» **Stored entries**
#####

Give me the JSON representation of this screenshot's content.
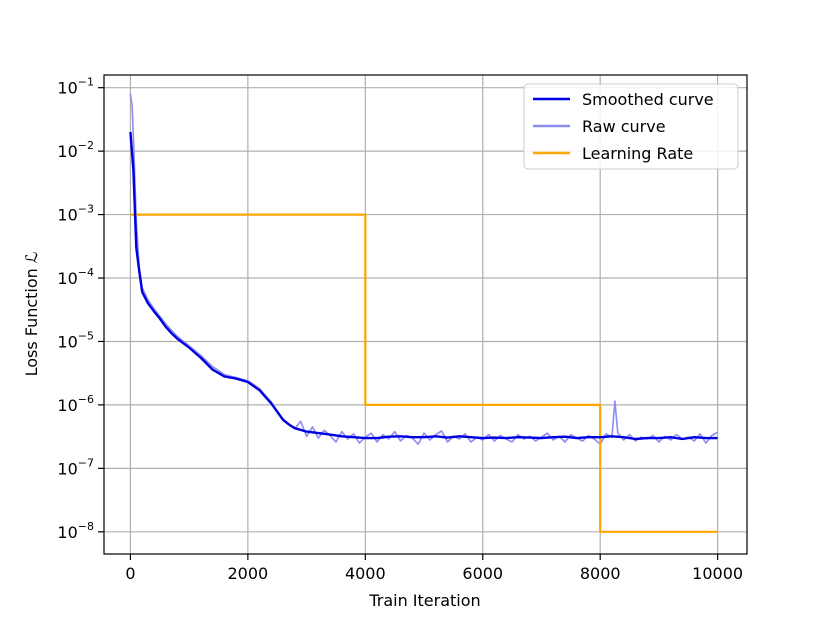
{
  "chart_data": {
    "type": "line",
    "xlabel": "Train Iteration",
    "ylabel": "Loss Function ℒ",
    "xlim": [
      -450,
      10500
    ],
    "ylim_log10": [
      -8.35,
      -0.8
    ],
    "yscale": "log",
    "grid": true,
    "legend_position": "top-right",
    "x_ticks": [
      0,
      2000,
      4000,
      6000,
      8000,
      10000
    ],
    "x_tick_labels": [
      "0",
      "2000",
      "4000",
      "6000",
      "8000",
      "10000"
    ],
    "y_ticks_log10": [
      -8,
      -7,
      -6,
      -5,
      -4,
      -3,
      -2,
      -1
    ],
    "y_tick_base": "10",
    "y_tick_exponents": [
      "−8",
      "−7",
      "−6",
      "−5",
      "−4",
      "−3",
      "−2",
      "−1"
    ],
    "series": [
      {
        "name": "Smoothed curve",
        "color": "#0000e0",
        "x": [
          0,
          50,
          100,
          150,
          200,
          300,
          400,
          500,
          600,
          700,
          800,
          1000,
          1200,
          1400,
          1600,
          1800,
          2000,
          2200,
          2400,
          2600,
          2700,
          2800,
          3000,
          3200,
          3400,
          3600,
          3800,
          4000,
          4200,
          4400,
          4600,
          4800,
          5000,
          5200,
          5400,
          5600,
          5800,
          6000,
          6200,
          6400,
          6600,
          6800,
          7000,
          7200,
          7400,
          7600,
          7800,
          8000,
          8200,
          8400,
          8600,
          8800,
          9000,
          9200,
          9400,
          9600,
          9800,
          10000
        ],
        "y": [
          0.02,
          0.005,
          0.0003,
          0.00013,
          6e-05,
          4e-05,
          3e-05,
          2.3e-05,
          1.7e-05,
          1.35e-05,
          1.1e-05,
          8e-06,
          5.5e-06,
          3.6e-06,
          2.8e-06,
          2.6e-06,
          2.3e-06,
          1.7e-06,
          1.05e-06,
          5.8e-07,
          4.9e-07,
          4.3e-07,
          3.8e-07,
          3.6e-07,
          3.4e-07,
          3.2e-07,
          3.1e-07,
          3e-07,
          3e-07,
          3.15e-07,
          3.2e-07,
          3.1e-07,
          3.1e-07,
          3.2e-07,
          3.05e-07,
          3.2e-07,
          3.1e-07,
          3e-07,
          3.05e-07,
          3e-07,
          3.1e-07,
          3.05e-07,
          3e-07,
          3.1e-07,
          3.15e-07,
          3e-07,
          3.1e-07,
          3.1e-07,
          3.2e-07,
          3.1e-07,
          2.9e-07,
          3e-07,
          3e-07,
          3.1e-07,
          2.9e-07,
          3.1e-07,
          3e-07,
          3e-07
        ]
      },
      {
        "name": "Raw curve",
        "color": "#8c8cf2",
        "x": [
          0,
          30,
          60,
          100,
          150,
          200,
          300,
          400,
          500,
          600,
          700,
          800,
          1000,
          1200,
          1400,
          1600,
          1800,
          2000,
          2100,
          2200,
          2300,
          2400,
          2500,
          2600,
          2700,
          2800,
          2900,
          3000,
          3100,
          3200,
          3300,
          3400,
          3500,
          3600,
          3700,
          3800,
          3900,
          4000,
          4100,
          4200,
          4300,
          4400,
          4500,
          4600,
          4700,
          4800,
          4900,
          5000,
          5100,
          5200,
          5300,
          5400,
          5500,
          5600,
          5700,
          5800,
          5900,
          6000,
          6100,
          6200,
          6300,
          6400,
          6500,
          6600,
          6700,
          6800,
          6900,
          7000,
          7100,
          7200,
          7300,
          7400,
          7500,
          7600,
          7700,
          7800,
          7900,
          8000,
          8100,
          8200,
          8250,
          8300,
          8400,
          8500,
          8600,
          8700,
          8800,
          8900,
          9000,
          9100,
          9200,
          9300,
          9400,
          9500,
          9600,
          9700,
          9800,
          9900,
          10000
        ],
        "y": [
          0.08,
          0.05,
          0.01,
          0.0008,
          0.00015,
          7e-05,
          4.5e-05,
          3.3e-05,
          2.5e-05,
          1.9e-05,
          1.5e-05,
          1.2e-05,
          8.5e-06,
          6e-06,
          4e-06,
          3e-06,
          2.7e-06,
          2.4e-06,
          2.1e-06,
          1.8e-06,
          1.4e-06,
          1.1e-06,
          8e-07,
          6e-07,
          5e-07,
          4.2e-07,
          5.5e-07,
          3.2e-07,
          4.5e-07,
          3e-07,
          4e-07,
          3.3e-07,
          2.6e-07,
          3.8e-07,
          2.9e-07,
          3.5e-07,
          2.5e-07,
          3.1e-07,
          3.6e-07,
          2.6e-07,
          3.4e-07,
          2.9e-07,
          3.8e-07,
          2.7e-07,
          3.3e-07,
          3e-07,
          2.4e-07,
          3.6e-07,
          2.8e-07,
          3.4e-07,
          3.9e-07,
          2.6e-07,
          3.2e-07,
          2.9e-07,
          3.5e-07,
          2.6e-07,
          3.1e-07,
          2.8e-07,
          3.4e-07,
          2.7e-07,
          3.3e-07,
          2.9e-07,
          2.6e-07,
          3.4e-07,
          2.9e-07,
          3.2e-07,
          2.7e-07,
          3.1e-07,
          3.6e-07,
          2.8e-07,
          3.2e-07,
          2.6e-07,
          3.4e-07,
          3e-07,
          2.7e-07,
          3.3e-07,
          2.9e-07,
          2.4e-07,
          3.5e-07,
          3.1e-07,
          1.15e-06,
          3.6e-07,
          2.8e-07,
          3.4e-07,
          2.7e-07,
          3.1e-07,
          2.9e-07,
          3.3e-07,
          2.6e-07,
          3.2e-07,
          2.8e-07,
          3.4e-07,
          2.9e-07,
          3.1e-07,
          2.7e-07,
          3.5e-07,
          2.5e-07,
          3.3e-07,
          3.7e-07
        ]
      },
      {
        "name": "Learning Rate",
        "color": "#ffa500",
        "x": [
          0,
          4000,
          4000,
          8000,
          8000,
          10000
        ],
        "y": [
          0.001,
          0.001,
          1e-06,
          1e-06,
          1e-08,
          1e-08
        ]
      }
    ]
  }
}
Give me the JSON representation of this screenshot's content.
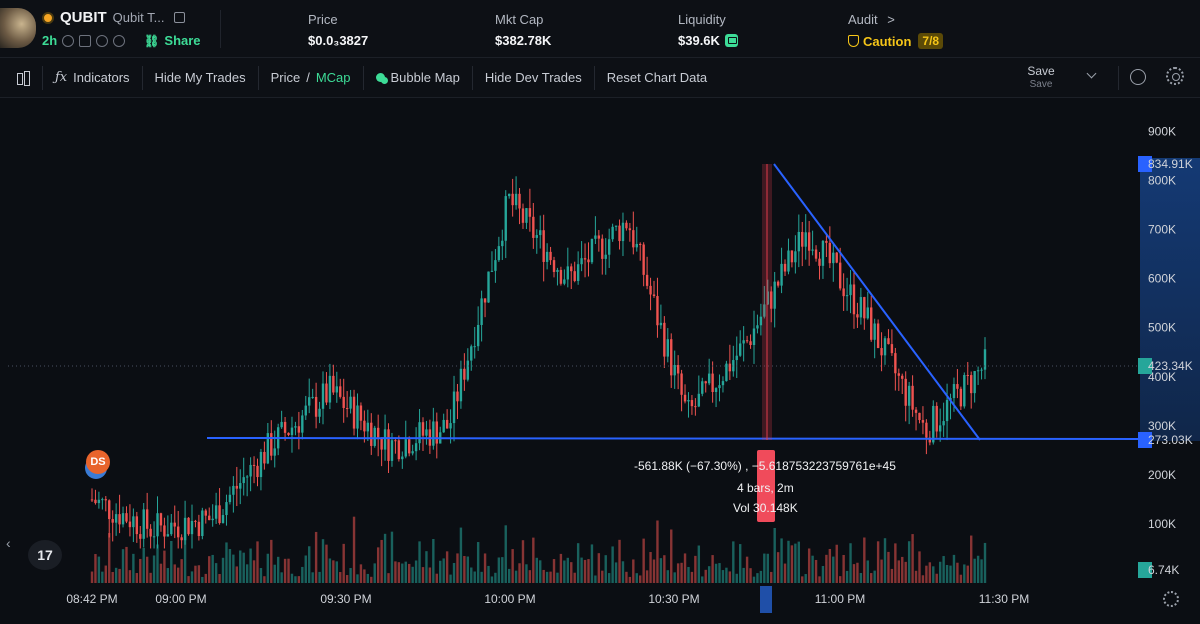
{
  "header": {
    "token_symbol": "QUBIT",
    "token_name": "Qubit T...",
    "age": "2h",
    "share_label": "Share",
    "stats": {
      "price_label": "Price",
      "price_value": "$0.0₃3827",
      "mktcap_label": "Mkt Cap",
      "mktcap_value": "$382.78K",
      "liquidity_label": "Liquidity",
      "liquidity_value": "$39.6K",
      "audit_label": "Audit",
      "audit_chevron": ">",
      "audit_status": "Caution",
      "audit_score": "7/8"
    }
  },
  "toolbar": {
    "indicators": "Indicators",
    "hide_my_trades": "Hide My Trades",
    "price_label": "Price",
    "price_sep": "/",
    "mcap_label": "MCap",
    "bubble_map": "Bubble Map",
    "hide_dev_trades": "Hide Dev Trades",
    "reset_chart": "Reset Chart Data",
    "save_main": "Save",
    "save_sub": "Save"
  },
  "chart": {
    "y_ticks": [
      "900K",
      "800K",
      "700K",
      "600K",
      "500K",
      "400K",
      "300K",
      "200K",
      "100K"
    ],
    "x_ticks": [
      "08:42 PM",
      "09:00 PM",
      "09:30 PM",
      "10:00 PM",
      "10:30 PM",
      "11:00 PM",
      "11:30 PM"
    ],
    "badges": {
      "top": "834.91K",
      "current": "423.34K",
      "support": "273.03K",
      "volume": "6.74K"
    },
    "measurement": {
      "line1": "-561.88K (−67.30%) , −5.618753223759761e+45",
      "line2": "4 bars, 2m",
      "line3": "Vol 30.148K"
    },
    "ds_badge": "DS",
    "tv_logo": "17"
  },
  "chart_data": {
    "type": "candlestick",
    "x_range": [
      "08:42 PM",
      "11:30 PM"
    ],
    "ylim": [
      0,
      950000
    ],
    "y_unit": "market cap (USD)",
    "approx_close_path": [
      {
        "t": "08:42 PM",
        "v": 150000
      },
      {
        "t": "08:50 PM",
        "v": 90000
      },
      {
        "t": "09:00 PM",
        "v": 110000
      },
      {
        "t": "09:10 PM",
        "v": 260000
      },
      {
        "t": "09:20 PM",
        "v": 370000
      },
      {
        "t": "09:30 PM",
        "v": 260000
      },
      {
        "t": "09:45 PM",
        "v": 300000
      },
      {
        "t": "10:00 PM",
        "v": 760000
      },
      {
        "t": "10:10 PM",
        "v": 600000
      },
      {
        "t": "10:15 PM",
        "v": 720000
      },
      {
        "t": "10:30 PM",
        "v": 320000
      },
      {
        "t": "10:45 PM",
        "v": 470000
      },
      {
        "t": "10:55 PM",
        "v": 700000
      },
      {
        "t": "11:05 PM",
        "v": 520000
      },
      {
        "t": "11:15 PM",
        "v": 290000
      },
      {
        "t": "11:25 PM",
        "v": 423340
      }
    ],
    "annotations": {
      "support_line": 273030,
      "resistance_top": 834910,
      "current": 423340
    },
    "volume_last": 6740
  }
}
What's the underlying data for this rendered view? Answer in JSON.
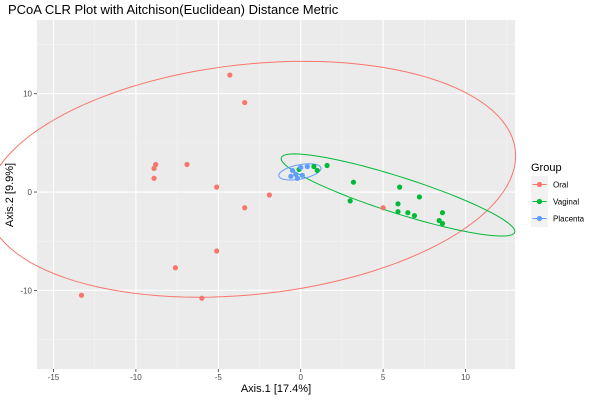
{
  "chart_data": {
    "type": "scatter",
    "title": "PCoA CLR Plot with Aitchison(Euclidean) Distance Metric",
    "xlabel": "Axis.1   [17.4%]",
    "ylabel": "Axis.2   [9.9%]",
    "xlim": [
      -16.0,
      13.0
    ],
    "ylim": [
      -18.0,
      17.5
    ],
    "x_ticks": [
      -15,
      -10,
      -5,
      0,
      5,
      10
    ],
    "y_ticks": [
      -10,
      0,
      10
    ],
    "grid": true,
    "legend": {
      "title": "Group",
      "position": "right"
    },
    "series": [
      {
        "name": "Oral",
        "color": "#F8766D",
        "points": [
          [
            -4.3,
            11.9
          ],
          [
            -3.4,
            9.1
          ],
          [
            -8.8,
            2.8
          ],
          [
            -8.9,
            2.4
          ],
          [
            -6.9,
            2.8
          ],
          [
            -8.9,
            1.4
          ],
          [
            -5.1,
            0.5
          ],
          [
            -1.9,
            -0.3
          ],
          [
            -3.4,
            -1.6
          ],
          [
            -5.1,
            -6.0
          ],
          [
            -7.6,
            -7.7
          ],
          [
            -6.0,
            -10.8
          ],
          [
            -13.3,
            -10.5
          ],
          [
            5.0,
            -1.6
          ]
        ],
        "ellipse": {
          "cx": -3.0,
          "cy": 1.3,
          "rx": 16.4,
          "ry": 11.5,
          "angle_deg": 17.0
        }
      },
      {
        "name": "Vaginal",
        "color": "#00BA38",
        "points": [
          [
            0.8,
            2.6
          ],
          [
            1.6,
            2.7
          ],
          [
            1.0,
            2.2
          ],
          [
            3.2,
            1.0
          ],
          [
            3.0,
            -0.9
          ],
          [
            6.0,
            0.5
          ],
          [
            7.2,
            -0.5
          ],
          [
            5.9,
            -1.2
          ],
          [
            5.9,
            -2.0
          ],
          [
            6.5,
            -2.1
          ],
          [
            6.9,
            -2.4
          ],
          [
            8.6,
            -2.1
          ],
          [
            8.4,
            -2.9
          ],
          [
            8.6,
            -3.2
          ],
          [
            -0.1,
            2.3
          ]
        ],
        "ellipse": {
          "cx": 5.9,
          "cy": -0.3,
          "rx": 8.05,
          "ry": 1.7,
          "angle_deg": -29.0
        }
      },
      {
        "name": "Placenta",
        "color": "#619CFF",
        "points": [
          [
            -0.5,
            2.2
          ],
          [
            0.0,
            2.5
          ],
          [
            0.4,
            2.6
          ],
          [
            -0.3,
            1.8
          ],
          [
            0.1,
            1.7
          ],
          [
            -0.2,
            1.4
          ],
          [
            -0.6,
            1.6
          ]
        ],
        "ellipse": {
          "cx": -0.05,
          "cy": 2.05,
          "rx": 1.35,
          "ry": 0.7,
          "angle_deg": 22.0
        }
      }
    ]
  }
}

#####

» **WRITTEN INSTRUCTION**
Search the data above for lines holding "Trades" and copy each of them.

» **WRITTEN SOLUTION**
    "hide_my_trades": "Hide My Trades",
    "hide_dev_trades": "Hide Dev Trades",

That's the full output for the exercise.